What to work on: Identify every line in the records below that contains the word "operaciones", and reproduce each one.

>> BEGIN Records supplied

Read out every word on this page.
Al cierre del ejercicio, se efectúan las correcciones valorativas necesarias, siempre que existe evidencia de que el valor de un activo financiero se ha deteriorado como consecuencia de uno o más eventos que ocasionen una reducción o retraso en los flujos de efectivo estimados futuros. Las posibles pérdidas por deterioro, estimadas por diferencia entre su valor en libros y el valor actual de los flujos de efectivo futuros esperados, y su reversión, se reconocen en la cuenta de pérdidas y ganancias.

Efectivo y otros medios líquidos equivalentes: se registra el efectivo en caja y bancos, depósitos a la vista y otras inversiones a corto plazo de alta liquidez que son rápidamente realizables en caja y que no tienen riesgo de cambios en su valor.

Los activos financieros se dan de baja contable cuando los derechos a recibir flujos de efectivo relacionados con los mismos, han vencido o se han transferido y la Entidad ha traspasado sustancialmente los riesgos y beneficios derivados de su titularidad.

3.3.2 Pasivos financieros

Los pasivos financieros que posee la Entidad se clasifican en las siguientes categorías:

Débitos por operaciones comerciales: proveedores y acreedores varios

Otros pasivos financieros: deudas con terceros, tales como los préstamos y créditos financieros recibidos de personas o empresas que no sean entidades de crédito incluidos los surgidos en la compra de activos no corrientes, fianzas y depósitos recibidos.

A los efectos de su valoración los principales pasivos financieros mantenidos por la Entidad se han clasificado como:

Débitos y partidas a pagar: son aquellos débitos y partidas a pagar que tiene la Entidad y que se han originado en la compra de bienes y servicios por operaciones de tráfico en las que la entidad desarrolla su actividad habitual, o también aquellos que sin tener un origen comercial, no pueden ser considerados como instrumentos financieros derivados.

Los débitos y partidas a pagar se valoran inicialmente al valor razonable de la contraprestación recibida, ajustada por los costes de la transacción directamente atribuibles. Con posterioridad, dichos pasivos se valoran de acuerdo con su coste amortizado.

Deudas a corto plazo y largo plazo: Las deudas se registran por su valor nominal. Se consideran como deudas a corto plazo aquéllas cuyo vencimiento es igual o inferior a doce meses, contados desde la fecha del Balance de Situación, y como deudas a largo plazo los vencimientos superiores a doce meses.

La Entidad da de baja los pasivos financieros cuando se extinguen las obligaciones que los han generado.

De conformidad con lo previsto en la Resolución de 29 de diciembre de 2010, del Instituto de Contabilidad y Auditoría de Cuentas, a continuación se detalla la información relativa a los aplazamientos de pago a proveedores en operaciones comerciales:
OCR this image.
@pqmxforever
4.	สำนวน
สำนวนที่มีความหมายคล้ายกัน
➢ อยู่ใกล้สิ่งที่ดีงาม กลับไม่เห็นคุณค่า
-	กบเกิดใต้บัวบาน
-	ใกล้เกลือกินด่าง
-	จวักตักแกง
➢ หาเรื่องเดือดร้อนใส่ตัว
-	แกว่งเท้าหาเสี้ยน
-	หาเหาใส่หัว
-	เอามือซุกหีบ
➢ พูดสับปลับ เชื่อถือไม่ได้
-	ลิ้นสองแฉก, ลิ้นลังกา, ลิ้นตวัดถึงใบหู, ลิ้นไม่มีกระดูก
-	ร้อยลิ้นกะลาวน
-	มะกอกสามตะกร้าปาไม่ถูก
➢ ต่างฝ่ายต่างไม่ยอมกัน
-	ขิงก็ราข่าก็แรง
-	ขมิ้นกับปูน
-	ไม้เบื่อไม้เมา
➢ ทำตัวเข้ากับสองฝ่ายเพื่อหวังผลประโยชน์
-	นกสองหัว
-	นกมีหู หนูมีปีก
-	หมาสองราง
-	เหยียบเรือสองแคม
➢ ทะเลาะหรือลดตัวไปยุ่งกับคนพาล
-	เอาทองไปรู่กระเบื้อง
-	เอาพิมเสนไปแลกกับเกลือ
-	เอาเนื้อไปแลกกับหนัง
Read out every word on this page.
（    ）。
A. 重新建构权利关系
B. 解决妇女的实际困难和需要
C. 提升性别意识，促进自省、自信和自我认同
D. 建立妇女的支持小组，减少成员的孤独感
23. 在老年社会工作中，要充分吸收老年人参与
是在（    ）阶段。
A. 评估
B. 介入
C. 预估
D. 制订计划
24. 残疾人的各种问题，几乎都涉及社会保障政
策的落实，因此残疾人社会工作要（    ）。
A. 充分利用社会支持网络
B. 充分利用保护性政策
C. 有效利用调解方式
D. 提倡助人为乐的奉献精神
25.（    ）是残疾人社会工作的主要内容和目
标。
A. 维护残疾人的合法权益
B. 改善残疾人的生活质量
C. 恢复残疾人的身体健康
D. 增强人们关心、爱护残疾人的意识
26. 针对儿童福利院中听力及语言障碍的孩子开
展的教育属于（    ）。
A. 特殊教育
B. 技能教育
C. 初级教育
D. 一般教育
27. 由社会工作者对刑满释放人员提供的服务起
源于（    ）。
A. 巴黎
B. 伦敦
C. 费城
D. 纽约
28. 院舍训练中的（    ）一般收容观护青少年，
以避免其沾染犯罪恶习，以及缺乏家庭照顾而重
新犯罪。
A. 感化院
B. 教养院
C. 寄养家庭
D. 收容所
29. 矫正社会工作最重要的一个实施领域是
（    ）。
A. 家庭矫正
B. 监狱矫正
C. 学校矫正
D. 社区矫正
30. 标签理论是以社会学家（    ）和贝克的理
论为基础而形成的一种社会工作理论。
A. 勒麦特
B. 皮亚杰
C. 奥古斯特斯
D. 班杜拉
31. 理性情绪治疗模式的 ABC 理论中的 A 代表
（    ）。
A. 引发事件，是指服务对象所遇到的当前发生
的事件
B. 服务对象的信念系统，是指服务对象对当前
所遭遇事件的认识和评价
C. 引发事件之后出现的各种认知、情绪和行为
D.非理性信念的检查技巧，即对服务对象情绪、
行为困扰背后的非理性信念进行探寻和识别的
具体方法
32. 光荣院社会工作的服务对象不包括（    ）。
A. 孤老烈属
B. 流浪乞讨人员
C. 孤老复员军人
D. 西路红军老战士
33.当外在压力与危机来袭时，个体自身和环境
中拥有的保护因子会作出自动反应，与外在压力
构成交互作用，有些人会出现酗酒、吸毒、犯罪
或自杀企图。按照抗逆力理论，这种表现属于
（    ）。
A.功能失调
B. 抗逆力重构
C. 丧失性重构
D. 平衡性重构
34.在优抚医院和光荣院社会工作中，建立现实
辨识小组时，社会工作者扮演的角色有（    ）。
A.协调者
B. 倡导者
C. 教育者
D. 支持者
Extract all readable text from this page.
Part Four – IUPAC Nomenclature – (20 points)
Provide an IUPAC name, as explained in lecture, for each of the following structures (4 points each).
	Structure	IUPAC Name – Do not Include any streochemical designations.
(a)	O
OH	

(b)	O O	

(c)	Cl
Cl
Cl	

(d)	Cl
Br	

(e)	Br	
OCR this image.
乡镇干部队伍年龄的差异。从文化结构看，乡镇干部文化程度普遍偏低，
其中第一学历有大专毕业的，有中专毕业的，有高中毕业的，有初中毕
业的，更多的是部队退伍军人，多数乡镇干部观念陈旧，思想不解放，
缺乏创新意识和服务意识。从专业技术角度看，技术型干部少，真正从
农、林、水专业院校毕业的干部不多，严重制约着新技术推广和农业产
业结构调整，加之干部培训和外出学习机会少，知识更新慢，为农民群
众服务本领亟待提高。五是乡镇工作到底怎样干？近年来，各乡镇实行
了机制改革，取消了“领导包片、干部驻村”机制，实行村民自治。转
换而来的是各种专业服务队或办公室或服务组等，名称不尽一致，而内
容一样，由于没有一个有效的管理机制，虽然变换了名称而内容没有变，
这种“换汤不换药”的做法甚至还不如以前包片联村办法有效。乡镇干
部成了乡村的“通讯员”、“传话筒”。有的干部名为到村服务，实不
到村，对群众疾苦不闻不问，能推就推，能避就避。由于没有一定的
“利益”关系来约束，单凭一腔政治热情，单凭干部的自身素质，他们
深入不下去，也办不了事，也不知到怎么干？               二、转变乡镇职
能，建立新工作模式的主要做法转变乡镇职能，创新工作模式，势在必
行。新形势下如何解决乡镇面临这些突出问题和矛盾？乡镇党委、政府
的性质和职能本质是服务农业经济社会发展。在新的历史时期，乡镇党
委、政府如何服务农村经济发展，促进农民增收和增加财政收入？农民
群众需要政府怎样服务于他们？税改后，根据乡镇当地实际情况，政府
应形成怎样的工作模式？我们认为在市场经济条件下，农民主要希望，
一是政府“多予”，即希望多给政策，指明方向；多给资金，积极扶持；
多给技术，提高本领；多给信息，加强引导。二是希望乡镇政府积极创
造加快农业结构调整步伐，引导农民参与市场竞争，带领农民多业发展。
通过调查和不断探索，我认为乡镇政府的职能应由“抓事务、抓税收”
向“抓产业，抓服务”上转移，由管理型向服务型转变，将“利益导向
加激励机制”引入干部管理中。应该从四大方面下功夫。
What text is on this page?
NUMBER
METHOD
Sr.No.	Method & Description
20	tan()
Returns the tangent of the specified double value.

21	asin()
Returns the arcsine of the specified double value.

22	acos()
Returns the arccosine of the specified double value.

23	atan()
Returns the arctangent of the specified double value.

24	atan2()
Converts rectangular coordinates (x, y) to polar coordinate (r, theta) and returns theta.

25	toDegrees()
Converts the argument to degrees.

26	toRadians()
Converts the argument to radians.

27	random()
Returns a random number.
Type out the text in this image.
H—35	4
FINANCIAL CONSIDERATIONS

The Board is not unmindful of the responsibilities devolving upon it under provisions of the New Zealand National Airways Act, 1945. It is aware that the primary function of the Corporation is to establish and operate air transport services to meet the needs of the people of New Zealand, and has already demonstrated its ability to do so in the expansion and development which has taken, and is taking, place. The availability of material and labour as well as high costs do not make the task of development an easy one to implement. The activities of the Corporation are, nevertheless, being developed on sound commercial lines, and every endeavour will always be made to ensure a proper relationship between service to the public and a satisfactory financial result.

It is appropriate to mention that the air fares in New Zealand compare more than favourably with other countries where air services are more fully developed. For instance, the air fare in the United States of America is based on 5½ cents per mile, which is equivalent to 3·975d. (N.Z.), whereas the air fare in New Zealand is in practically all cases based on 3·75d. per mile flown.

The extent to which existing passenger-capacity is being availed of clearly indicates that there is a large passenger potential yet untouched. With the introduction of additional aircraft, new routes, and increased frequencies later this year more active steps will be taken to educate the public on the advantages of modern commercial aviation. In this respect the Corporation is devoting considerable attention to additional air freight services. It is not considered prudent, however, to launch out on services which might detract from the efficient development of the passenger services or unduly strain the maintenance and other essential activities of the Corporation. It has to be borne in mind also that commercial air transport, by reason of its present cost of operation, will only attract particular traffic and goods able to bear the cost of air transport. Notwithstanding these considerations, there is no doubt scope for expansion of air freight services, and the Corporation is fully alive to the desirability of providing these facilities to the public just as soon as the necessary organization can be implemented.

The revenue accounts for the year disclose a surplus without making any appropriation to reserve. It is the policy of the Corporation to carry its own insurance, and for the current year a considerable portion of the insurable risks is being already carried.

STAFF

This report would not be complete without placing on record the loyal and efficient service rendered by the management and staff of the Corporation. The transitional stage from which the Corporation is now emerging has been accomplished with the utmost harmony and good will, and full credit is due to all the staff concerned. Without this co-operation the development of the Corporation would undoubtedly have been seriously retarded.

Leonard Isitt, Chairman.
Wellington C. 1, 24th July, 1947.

>> END Records supplied

Task solution:
Débitos por operaciones comerciales: proveedores y acreedores varios
Débitos y partidas a pagar: son aquellos débitos y partidas a pagar que tiene la Entidad y que se han originado en la compra de bienes y servicios por operaciones de tráfico en las que la entidad desarrolla su actividad habitual, o también aquellos que sin tener un origen comercial, no pueden ser considerados como instrumentos financieros derivados.
De conformidad con lo previsto en la Resolución de 29 de diciembre de 2010, del Instituto de Contabilidad y Auditoría de Cuentas, a continuación se detalla la información relativa a los aplazamientos de pago a proveedores en operaciones comerciales:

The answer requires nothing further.